[SET TASK]:
Filter out everything except lines holding "impossible".

[DATASET ROWS]:
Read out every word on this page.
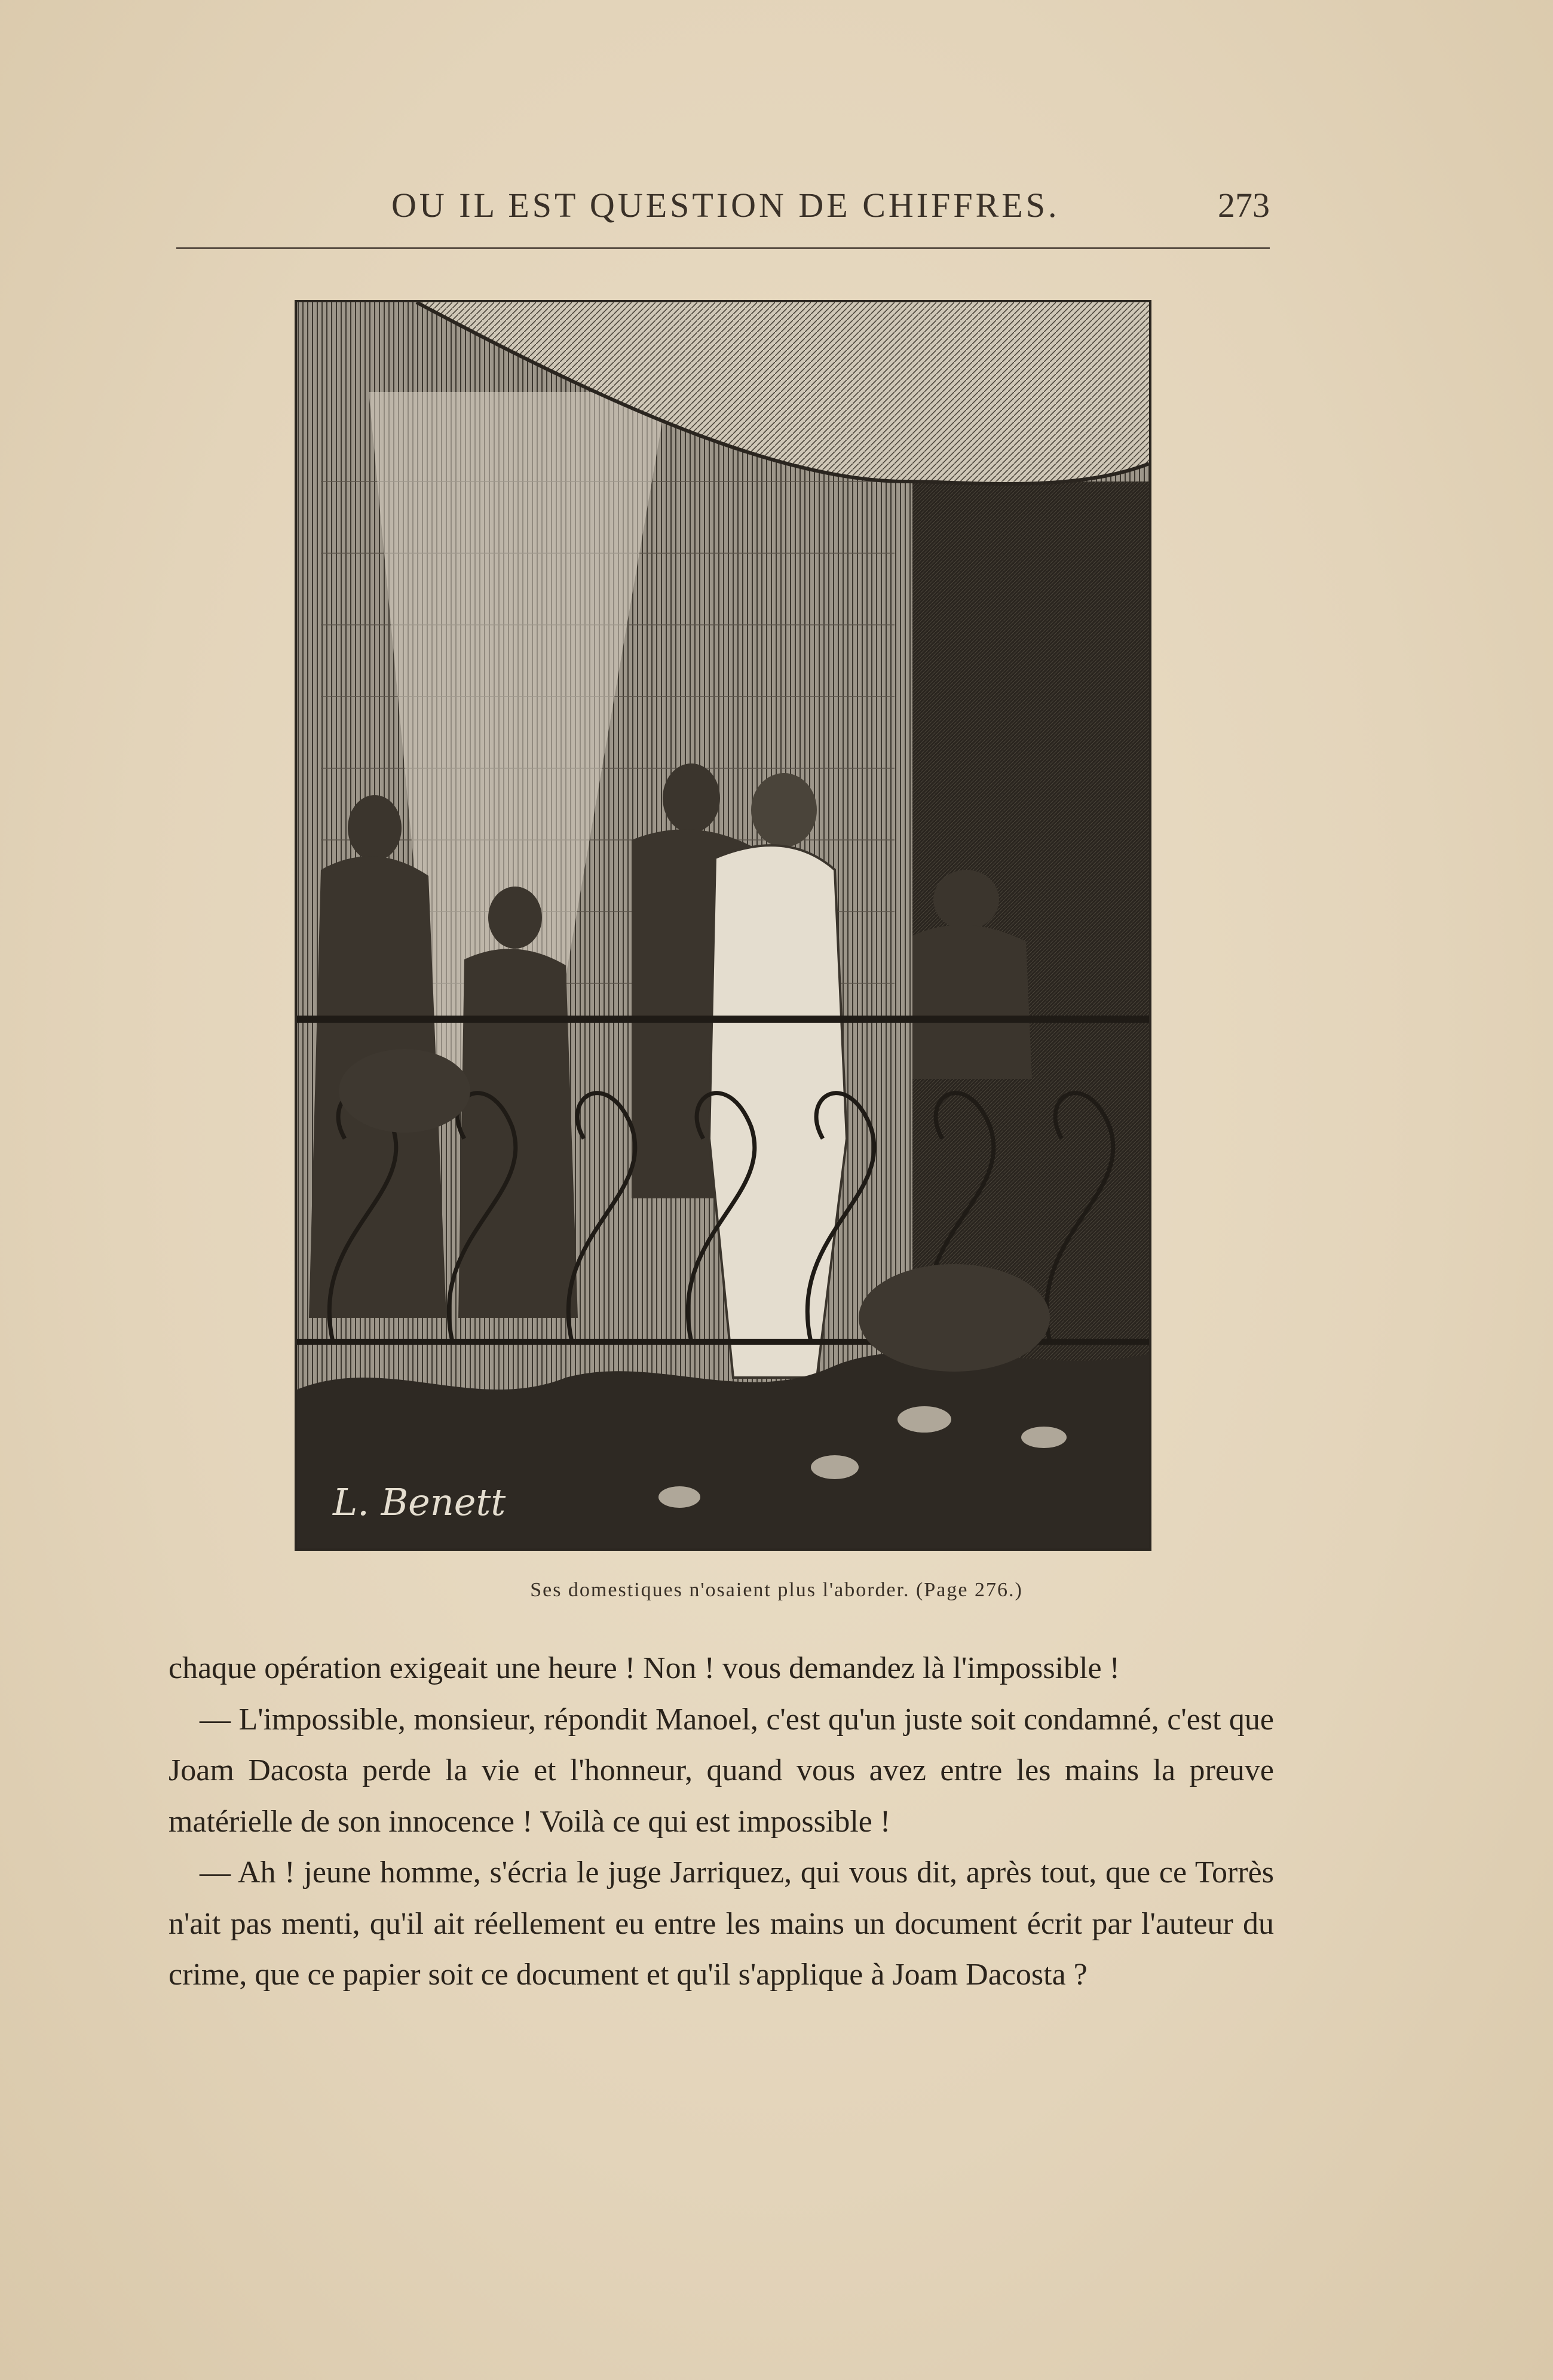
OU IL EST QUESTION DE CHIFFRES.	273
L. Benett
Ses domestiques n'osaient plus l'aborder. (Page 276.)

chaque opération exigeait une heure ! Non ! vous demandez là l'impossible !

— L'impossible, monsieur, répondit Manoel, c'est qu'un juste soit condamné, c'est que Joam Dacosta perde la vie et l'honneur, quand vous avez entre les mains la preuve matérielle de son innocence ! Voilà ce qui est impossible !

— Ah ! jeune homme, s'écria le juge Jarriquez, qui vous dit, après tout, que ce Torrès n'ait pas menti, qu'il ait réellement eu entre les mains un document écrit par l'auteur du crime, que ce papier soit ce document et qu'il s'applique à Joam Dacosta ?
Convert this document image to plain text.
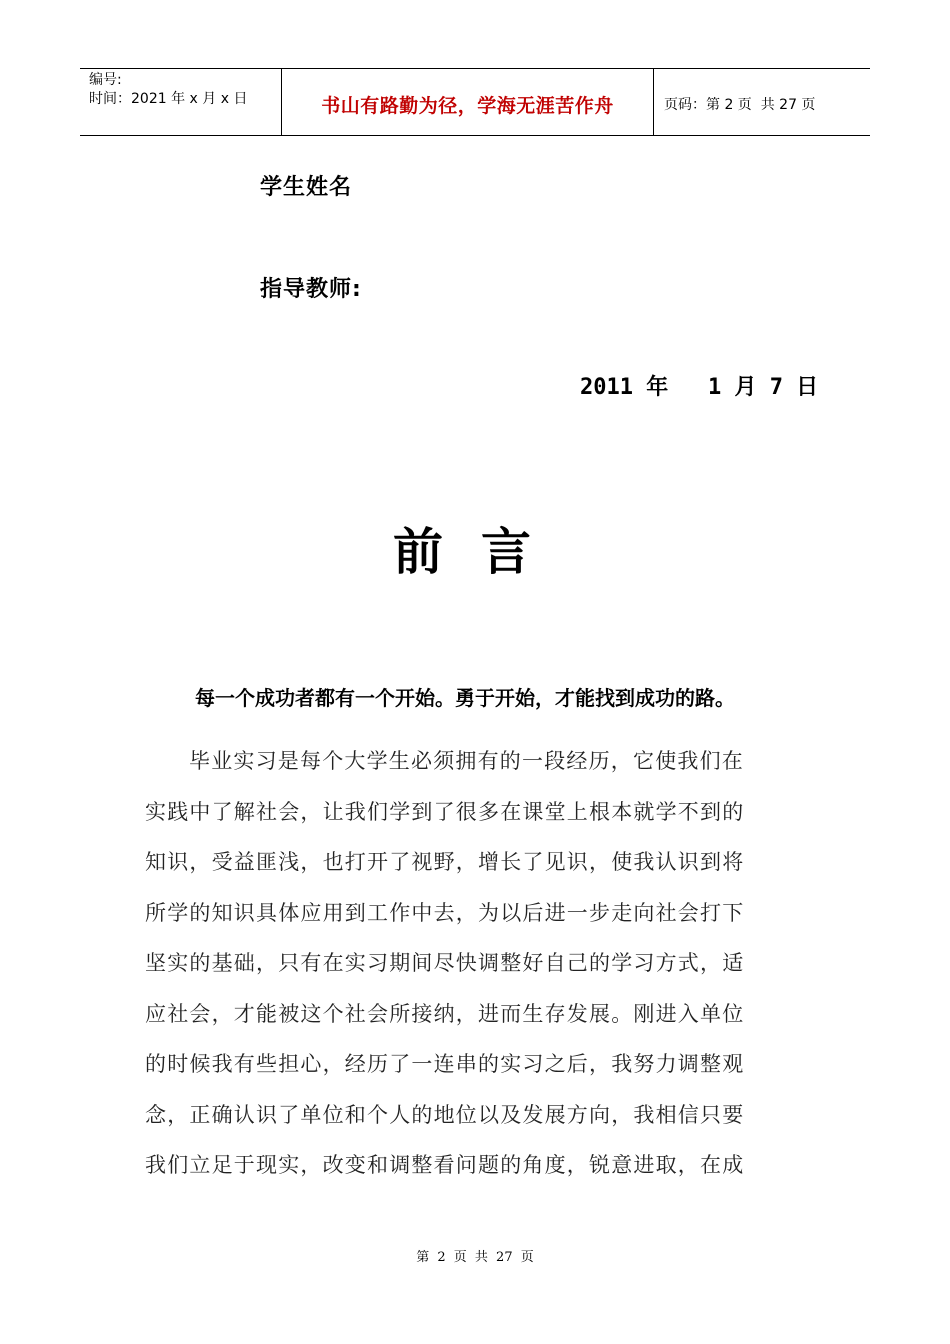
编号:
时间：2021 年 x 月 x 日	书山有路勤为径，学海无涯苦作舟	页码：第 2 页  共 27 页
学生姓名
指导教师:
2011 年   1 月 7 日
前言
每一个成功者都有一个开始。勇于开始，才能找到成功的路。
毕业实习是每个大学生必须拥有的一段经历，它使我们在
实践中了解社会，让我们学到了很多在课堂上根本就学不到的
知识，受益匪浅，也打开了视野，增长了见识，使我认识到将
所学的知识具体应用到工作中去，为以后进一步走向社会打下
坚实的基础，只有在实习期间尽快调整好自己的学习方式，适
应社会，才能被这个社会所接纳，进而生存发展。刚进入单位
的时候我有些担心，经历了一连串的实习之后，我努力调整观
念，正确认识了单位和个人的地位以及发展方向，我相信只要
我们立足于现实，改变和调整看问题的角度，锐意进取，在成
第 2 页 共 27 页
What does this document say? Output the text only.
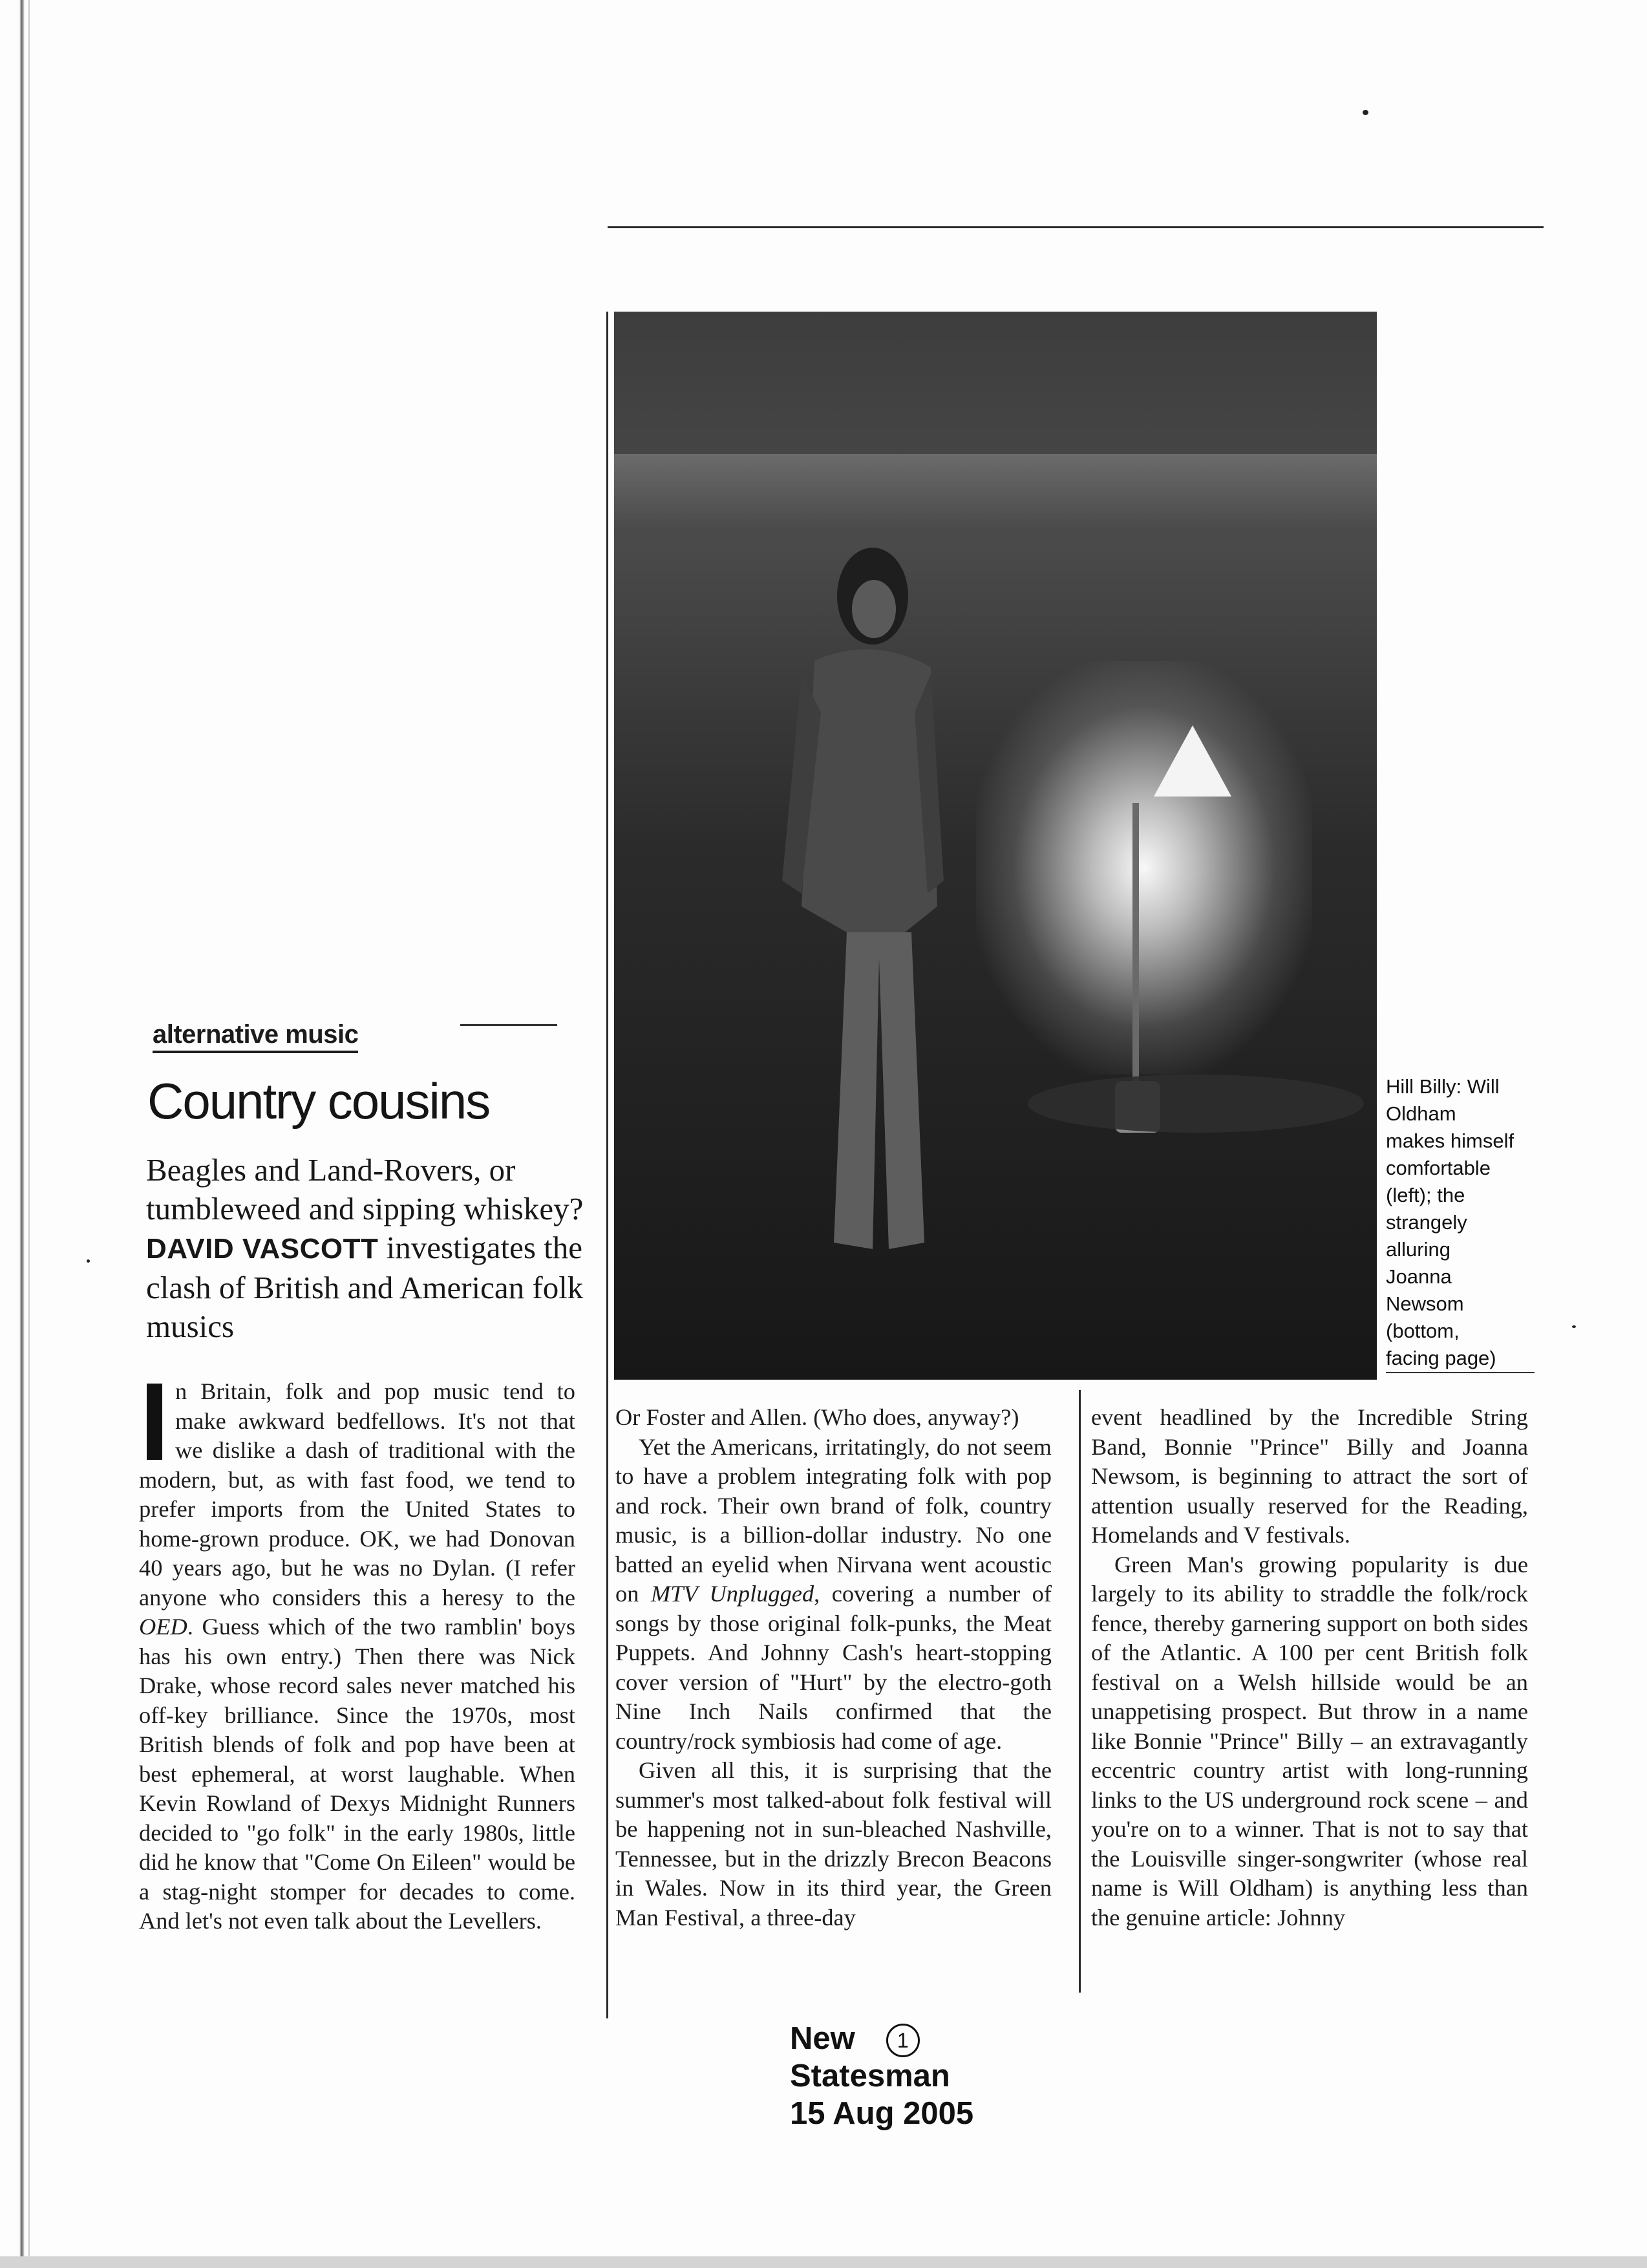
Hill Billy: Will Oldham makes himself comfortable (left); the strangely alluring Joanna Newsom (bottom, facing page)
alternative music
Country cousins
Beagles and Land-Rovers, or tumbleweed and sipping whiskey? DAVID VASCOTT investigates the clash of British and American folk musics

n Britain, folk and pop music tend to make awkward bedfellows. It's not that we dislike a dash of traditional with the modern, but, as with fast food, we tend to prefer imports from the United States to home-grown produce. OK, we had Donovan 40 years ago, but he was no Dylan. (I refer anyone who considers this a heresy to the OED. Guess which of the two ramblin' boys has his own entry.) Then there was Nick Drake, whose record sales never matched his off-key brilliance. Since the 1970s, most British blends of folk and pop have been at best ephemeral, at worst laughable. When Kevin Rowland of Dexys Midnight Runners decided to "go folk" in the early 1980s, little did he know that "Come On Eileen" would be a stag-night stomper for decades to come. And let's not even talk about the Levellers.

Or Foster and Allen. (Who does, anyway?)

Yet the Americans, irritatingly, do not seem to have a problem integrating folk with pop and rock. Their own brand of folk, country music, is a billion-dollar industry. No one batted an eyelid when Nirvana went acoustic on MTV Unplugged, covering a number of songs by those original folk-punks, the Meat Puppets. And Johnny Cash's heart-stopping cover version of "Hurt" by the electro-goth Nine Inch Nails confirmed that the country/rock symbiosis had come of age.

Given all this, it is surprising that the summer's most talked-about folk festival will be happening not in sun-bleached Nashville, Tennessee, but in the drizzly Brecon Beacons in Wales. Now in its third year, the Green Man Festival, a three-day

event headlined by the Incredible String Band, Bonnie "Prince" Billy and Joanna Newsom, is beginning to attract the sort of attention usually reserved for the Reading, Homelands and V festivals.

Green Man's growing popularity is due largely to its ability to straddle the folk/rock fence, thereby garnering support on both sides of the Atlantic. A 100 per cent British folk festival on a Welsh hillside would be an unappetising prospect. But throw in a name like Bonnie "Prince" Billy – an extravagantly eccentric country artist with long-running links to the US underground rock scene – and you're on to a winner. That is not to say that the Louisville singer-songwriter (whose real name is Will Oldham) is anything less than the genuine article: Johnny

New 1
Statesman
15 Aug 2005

[RESULT OF THIS TASK]:
chaque opération exigeait une heure ! Non ! vous demandez là l'impossible !
— L'impossible, monsieur, répondit Manoel, c'est qu'un juste soit condamné, c'est que Joam Dacosta perde la vie et l'honneur, quand vous avez entre les mains la preuve matérielle de son innocence ! Voilà ce qui est impossible !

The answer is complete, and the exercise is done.